A block of data:

———

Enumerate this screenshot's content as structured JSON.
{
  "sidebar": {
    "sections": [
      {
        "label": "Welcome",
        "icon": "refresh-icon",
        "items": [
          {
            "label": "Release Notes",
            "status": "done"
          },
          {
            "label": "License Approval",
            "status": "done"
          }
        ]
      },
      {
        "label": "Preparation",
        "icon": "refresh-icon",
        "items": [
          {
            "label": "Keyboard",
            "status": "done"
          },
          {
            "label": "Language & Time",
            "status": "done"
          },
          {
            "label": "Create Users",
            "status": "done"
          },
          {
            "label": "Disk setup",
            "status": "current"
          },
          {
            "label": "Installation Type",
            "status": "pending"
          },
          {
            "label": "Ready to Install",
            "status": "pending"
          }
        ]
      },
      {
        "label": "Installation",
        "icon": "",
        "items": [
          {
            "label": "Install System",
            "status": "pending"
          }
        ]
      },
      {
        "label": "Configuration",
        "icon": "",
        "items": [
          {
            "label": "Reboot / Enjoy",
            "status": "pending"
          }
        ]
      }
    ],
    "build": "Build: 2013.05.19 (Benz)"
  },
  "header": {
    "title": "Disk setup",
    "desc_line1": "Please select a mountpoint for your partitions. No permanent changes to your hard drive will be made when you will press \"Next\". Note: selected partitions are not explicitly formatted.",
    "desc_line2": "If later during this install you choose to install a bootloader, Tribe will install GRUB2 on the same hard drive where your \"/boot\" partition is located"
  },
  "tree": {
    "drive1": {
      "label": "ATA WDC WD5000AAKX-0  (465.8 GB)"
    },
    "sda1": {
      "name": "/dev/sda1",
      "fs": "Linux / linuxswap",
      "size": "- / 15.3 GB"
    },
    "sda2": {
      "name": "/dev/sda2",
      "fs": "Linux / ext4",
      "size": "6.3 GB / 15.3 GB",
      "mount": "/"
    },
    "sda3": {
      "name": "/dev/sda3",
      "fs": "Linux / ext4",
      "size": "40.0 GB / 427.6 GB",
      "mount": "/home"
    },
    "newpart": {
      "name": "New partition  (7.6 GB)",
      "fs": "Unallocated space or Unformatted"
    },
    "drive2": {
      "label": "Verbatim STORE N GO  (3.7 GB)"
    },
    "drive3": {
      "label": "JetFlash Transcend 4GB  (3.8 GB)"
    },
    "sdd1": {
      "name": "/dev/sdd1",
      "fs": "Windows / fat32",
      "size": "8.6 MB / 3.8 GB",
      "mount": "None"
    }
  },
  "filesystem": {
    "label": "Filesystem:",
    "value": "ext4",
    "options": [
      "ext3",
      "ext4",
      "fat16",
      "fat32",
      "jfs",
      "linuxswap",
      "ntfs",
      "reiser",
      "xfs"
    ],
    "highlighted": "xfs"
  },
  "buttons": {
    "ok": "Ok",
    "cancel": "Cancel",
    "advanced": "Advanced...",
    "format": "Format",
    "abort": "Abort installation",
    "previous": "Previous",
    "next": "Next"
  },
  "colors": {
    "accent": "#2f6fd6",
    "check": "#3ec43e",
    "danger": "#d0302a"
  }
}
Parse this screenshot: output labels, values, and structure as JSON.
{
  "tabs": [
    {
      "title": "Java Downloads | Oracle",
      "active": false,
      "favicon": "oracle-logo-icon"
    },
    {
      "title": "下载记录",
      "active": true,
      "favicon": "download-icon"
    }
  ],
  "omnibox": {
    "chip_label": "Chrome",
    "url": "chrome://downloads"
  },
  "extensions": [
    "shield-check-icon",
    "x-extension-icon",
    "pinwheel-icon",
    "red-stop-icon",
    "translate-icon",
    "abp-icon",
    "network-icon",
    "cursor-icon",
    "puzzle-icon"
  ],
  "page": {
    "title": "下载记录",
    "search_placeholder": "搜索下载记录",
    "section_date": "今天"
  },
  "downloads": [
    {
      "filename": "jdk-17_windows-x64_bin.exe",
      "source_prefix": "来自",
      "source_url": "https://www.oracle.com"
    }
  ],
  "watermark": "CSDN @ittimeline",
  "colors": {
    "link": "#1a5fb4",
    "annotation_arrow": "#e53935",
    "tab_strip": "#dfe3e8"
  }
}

———

:: WRITTEN EXERCISE ::
Write out every record shown above, word for word.

:: TASK RESULT ::
Enumerate this screenshot's content as structured JSON.
{
  "sidebar": {
    "sections": [
      {
        "label": "Welcome",
        "icon": "refresh-icon",
        "items": [
          {
            "label": "Release Notes",
            "status": "done"
          },
          {
            "label": "License Approval",
            "status": "done"
          }
        ]
      },
      {
        "label": "Preparation",
        "icon": "refresh-icon",
        "items": [
          {
            "label": "Keyboard",
            "status": "done"
          },
          {
            "label": "Language & Time",
            "status": "done"
          },
          {
            "label": "Create Users",
            "status": "done"
          },
          {
            "label": "Disk setup",
            "status": "current"
          },
          {
            "label": "Installation Type",
            "status": "pending"
          },
          {
            "label": "Ready to Install",
            "status": "pending"
          }
        ]
      },
      {
        "label": "Installation",
        "icon": "",
        "items": [
          {
            "label": "Install System",
            "status": "pending"
          }
        ]
      },
      {
        "label": "Configuration",
        "icon": "",
        "items": [
          {
            "label": "Reboot / Enjoy",
            "status": "pending"
          }
        ]
      }
    ],
    "build": "Build: 2013.05.19 (Benz)"
  },
  "header": {
    "title": "Disk setup",
    "desc_line1": "Please select a mountpoint for your partitions. No permanent changes to your hard drive will be made when you will press \"Next\". Note: selected partitions are not explicitly formatted.",
    "desc_line2": "If later during this install you choose to install a bootloader, Tribe will install GRUB2 on the same hard drive where your \"/boot\" partition is located"
  },
  "tree": {
    "drive1": {
      "label": "ATA WDC WD5000AAKX-0  (465.8 GB)"
    },
    "sda1": {
      "name": "/dev/sda1",
      "fs": "Linux / linuxswap",
      "size": "- / 15.3 GB"
    },
    "sda2": {
      "name": "/dev/sda2",
      "fs": "Linux / ext4",
      "size": "6.3 GB / 15.3 GB",
      "mount": "/"
    },
    "sda3": {
      "name": "/dev/sda3",
      "fs": "Linux / ext4",
      "size": "40.0 GB / 427.6 GB",
      "mount": "/home"
    },
    "newpart": {
      "name": "New partition  (7.6 GB)",
      "fs": "Unallocated space or Unformatted"
    },
    "drive2": {
      "label": "Verbatim STORE N GO  (3.7 GB)"
    },
    "drive3": {
      "label": "JetFlash Transcend 4GB  (3.8 GB)"
    },
    "sdd1": {
      "name": "/dev/sdd1",
      "fs": "Windows / fat32",
      "size": "8.6 MB / 3.8 GB",
      "mount": "None"
    }
  },
  "filesystem": {
    "label": "Filesystem:",
    "value": "ext4",
    "options": [
      "ext3",
      "ext4",
      "fat16",
      "fat32",
      "jfs",
      "linuxswap",
      "ntfs",
      "reiser",
      "xfs"
    ],
    "highlighted": "xfs"
  },
  "buttons": {
    "ok": "Ok",
    "cancel": "Cancel",
    "advanced": "Advanced...",
    "format": "Format",
    "abort": "Abort installation",
    "previous": "Previous",
    "next": "Next"
  },
  "colors": {
    "accent": "#2f6fd6",
    "check": "#3ec43e",
    "danger": "#d0302a"
  }
}
Parse this screenshot: output labels, values, and structure as JSON.
{
  "tabs": [
    {
      "title": "Java Downloads | Oracle",
      "active": false,
      "favicon": "oracle-logo-icon"
    },
    {
      "title": "下载记录",
      "active": true,
      "favicon": "download-icon"
    }
  ],
  "omnibox": {
    "chip_label": "Chrome",
    "url": "chrome://downloads"
  },
  "extensions": [
    "shield-check-icon",
    "x-extension-icon",
    "pinwheel-icon",
    "red-stop-icon",
    "translate-icon",
    "abp-icon",
    "network-icon",
    "cursor-icon",
    "puzzle-icon"
  ],
  "page": {
    "title": "下载记录",
    "search_placeholder": "搜索下载记录",
    "section_date": "今天"
  },
  "downloads": [
    {
      "filename": "jdk-17_windows-x64_bin.exe",
      "source_prefix": "来自",
      "source_url": "https://www.oracle.com"
    }
  ],
  "watermark": "CSDN @ittimeline",
  "colors": {
    "link": "#1a5fb4",
    "annotation_arrow": "#e53935",
    "tab_strip": "#dfe3e8"
  }
}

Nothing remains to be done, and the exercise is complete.